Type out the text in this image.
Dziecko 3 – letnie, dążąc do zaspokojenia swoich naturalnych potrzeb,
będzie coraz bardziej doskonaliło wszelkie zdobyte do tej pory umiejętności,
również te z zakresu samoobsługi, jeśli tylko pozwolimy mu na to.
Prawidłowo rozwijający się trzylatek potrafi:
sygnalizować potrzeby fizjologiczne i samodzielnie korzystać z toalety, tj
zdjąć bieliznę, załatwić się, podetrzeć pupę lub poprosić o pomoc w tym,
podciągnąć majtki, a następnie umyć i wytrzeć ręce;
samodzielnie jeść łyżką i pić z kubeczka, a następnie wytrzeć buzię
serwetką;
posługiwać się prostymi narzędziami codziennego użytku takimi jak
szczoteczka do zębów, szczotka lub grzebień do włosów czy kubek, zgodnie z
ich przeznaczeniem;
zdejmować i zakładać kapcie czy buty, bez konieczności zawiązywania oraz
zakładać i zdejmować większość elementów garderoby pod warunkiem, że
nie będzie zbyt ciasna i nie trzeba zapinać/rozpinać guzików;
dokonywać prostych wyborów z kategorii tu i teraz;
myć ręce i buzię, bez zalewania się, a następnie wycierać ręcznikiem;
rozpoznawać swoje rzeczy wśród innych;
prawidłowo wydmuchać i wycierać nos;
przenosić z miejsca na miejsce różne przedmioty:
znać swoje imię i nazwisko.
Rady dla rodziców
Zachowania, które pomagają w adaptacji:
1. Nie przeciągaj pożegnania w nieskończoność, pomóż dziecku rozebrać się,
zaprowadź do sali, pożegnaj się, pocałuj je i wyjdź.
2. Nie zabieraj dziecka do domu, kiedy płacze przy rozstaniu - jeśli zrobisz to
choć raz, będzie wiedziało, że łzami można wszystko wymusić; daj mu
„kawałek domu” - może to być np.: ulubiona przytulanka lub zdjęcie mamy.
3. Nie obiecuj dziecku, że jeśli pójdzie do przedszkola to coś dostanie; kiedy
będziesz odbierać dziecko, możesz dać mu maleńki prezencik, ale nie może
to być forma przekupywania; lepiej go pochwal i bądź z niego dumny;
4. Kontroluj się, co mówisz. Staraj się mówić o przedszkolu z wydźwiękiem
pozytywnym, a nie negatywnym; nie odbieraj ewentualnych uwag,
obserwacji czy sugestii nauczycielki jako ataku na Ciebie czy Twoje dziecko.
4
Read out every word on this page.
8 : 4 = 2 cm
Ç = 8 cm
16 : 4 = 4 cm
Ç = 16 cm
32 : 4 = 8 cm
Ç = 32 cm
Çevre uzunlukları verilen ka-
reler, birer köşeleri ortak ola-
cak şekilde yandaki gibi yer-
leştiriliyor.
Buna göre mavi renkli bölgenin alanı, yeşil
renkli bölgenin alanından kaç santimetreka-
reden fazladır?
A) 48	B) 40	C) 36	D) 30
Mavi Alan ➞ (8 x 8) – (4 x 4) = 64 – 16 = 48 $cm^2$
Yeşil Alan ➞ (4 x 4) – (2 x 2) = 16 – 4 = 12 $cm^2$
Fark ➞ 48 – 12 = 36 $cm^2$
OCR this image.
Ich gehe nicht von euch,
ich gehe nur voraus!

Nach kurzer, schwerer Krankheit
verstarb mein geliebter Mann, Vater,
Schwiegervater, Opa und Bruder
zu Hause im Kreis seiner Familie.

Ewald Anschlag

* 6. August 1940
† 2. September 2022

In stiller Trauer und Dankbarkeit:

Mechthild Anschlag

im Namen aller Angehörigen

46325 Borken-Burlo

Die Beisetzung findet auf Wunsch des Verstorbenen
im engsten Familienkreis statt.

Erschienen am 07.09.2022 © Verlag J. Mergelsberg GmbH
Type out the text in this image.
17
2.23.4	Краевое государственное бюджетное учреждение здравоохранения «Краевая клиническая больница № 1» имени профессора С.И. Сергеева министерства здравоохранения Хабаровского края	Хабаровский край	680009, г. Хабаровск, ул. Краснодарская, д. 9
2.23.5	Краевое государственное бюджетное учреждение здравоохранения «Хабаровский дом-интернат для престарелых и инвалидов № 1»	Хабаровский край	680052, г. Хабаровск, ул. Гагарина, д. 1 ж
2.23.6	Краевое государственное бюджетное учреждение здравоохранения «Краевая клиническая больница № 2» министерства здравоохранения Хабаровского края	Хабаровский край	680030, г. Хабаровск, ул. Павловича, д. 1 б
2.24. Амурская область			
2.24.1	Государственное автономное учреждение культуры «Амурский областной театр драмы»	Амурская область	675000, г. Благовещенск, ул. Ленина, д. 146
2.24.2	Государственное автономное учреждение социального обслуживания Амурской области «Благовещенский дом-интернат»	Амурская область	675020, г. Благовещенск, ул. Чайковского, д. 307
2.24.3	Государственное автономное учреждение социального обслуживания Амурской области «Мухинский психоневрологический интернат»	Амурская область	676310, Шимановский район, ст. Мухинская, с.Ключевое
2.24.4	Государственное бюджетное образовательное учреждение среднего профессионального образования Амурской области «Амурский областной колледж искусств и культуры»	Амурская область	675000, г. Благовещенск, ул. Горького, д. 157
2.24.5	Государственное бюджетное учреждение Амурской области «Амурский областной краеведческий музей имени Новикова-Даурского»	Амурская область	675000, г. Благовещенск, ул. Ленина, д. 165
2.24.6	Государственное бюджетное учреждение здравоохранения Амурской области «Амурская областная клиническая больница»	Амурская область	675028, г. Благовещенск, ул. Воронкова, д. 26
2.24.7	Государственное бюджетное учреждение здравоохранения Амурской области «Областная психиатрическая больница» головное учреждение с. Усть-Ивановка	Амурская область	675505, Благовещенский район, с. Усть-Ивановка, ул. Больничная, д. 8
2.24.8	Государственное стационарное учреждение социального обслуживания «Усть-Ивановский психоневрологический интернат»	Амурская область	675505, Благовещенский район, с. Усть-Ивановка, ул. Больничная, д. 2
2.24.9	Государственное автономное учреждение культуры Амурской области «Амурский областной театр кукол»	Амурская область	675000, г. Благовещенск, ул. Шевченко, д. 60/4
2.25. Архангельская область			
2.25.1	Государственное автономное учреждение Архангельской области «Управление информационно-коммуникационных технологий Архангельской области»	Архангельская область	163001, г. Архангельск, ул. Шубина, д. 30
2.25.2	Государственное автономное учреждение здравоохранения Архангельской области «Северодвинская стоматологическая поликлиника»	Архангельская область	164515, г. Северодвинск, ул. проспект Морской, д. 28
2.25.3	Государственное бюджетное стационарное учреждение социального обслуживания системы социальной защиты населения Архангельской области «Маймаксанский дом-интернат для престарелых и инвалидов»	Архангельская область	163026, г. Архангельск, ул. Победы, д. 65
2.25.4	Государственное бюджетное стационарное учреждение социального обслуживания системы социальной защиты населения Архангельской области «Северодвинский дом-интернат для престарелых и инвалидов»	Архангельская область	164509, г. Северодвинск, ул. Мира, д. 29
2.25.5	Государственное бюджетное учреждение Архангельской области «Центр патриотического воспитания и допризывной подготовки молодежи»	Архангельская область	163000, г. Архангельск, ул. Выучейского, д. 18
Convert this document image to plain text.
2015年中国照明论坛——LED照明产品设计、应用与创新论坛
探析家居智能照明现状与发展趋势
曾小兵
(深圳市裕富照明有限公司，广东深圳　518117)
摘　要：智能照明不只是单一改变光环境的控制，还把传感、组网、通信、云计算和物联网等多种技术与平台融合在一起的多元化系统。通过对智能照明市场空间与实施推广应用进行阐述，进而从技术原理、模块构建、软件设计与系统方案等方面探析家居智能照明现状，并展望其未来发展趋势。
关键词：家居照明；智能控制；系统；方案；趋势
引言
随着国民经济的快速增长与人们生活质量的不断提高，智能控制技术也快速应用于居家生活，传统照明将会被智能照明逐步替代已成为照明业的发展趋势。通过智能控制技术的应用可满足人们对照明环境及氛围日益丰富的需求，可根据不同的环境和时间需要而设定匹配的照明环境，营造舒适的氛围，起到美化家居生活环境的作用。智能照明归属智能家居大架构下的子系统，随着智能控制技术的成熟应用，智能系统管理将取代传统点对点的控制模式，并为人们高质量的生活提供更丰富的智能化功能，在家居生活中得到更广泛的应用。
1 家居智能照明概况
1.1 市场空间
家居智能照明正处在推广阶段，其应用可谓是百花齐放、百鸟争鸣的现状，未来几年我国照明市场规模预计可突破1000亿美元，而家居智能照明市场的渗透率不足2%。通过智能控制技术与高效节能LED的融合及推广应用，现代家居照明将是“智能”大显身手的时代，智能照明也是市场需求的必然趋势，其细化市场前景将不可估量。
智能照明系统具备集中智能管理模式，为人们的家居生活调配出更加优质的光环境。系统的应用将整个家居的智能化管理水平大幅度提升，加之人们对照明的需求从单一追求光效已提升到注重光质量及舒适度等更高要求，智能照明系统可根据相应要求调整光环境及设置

EXERCISE DIRECTIONS
Scan the listing above. Gather each line that contains the word "Ленина".

WRITTEN REPLY
2.24.1	Государственное автономное учреждение культуры «Амурский областной театр драмы»	Амурская область	675000, г. Благовещенск, ул. Ленина, д. 146
2.24.5	Государственное бюджетное учреждение Амурской области «Амурский областной краеведческий музей имени Новикова-Даурского»	Амурская область	675000, г. Благовещенск, ул. Ленина, д. 165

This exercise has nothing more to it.